(THE EXERCISE): Write the records out again, keeping each line exactly as it is.

[Items from a data source]
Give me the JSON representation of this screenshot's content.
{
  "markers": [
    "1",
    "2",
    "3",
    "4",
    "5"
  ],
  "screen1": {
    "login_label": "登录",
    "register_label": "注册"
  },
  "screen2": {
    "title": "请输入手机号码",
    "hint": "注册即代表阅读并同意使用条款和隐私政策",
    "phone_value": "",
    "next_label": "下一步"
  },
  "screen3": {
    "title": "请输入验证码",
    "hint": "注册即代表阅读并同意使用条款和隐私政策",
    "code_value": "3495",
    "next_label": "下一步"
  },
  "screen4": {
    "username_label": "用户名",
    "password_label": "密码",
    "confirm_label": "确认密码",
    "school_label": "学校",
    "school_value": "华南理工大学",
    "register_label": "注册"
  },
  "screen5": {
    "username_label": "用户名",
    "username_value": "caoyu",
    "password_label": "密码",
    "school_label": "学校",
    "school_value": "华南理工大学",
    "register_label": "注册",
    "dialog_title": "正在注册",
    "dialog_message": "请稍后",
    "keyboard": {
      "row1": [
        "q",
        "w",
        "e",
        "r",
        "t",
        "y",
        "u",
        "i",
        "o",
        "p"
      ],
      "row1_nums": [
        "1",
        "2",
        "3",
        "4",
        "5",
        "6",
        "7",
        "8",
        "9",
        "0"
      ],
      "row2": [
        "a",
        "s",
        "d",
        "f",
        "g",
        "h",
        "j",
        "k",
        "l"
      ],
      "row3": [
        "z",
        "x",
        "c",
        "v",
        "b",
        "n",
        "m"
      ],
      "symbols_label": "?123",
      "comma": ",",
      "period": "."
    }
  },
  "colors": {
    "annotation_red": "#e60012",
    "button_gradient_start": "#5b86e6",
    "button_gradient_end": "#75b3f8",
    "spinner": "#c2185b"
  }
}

(SOLUTION TO THIS EXERCISE):
Give me the JSON representation of this screenshot's content.
{
  "markers": [
    "1",
    "2",
    "3",
    "4",
    "5"
  ],
  "screen1": {
    "login_label": "登录",
    "register_label": "注册"
  },
  "screen2": {
    "title": "请输入手机号码",
    "hint": "注册即代表阅读并同意使用条款和隐私政策",
    "phone_value": "",
    "next_label": "下一步"
  },
  "screen3": {
    "title": "请输入验证码",
    "hint": "注册即代表阅读并同意使用条款和隐私政策",
    "code_value": "3495",
    "next_label": "下一步"
  },
  "screen4": {
    "username_label": "用户名",
    "password_label": "密码",
    "confirm_label": "确认密码",
    "school_label": "学校",
    "school_value": "华南理工大学",
    "register_label": "注册"
  },
  "screen5": {
    "username_label": "用户名",
    "username_value": "caoyu",
    "password_label": "密码",
    "school_label": "学校",
    "school_value": "华南理工大学",
    "register_label": "注册",
    "dialog_title": "正在注册",
    "dialog_message": "请稍后",
    "keyboard": {
      "row1": [
        "q",
        "w",
        "e",
        "r",
        "t",
        "y",
        "u",
        "i",
        "o",
        "p"
      ],
      "row1_nums": [
        "1",
        "2",
        "3",
        "4",
        "5",
        "6",
        "7",
        "8",
        "9",
        "0"
      ],
      "row2": [
        "a",
        "s",
        "d",
        "f",
        "g",
        "h",
        "j",
        "k",
        "l"
      ],
      "row3": [
        "z",
        "x",
        "c",
        "v",
        "b",
        "n",
        "m"
      ],
      "symbols_label": "?123",
      "comma": ",",
      "period": "."
    }
  },
  "colors": {
    "annotation_red": "#e60012",
    "button_gradient_start": "#5b86e6",
    "button_gradient_end": "#75b3f8",
    "spinner": "#c2185b"
  }
}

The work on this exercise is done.